▶ [SHORT PROBLEM]: Every entry that follows should be reproduced exactly.

▶ [EXCERPTED DATA]:
<<<<
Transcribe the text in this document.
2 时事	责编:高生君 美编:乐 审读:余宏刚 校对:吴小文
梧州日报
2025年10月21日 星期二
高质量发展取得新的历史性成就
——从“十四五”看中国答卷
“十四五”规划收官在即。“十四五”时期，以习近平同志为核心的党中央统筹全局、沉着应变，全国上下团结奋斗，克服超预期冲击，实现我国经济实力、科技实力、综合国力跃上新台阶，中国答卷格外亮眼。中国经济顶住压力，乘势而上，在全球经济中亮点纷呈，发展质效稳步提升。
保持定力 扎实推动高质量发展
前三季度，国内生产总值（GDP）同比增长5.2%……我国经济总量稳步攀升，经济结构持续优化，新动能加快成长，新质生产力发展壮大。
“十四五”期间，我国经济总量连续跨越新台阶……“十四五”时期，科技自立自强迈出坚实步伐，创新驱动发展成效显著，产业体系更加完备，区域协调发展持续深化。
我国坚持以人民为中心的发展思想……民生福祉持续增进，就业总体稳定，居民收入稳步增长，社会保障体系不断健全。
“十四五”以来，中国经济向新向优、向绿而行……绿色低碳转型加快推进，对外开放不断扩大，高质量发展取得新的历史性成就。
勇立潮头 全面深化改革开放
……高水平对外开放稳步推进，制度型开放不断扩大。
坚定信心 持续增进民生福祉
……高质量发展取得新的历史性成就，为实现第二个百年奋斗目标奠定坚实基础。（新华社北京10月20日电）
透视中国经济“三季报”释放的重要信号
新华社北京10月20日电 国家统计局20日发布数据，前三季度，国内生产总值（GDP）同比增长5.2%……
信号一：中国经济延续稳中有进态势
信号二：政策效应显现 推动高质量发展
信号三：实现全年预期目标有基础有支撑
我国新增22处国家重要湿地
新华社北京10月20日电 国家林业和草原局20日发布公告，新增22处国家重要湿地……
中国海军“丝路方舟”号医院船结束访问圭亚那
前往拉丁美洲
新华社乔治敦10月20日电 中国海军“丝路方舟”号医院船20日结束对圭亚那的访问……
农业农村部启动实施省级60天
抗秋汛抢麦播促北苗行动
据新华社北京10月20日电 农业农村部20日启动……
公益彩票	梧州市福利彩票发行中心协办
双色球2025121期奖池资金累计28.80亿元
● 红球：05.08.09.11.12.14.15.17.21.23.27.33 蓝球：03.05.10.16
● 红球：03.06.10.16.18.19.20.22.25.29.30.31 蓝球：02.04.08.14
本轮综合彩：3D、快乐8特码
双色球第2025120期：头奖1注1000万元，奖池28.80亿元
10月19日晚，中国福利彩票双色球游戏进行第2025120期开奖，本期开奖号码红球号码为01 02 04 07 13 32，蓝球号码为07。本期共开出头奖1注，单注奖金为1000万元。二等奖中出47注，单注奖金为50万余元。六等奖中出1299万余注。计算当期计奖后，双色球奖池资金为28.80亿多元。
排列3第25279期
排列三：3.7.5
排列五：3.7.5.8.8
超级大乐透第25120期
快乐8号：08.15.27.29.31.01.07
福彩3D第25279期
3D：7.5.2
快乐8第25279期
>>>>
▶ [PROBLEM SOLUTION]:
Transcribe the text in this document.
2 时事	责编:高生君 美编:乐 审读:余宏刚 校对:吴小文
梧州日报
2025年10月21日 星期二
高质量发展取得新的历史性成就
——从“十四五”看中国答卷
“十四五”规划收官在即。“十四五”时期，以习近平同志为核心的党中央统筹全局、沉着应变，全国上下团结奋斗，克服超预期冲击，实现我国经济实力、科技实力、综合国力跃上新台阶，中国答卷格外亮眼。中国经济顶住压力，乘势而上，在全球经济中亮点纷呈，发展质效稳步提升。
保持定力 扎实推动高质量发展
前三季度，国内生产总值（GDP）同比增长5.2%……我国经济总量稳步攀升，经济结构持续优化，新动能加快成长，新质生产力发展壮大。
“十四五”期间，我国经济总量连续跨越新台阶……“十四五”时期，科技自立自强迈出坚实步伐，创新驱动发展成效显著，产业体系更加完备，区域协调发展持续深化。
我国坚持以人民为中心的发展思想……民生福祉持续增进，就业总体稳定，居民收入稳步增长，社会保障体系不断健全。
“十四五”以来，中国经济向新向优、向绿而行……绿色低碳转型加快推进，对外开放不断扩大，高质量发展取得新的历史性成就。
勇立潮头 全面深化改革开放
……高水平对外开放稳步推进，制度型开放不断扩大。
坚定信心 持续增进民生福祉
……高质量发展取得新的历史性成就，为实现第二个百年奋斗目标奠定坚实基础。（新华社北京10月20日电）
透视中国经济“三季报”释放的重要信号
新华社北京10月20日电 国家统计局20日发布数据，前三季度，国内生产总值（GDP）同比增长5.2%……
信号一：中国经济延续稳中有进态势
信号二：政策效应显现 推动高质量发展
信号三：实现全年预期目标有基础有支撑
我国新增22处国家重要湿地
新华社北京10月20日电 国家林业和草原局20日发布公告，新增22处国家重要湿地……
中国海军“丝路方舟”号医院船结束访问圭亚那
前往拉丁美洲
新华社乔治敦10月20日电 中国海军“丝路方舟”号医院船20日结束对圭亚那的访问……
农业农村部启动实施省级60天
抗秋汛抢麦播促北苗行动
据新华社北京10月20日电 农业农村部20日启动……
公益彩票	梧州市福利彩票发行中心协办
双色球2025121期奖池资金累计28.80亿元
● 红球：05.08.09.11.12.14.15.17.21.23.27.33 蓝球：03.05.10.16
● 红球：03.06.10.16.18.19.20.22.25.29.30.31 蓝球：02.04.08.14
本轮综合彩：3D、快乐8特码
双色球第2025120期：头奖1注1000万元，奖池28.80亿元
10月19日晚，中国福利彩票双色球游戏进行第2025120期开奖，本期开奖号码红球号码为01 02 04 07 13 32，蓝球号码为07。本期共开出头奖1注，单注奖金为1000万元。二等奖中出47注，单注奖金为50万余元。六等奖中出1299万余注。计算当期计奖后，双色球奖池资金为28.80亿多元。
排列3第25279期
排列三：3.7.5
排列五：3.7.5.8.8
超级大乐透第25120期
快乐8号：08.15.27.29.31.01.07
福彩3D第25279期
3D：7.5.2
快乐8第25279期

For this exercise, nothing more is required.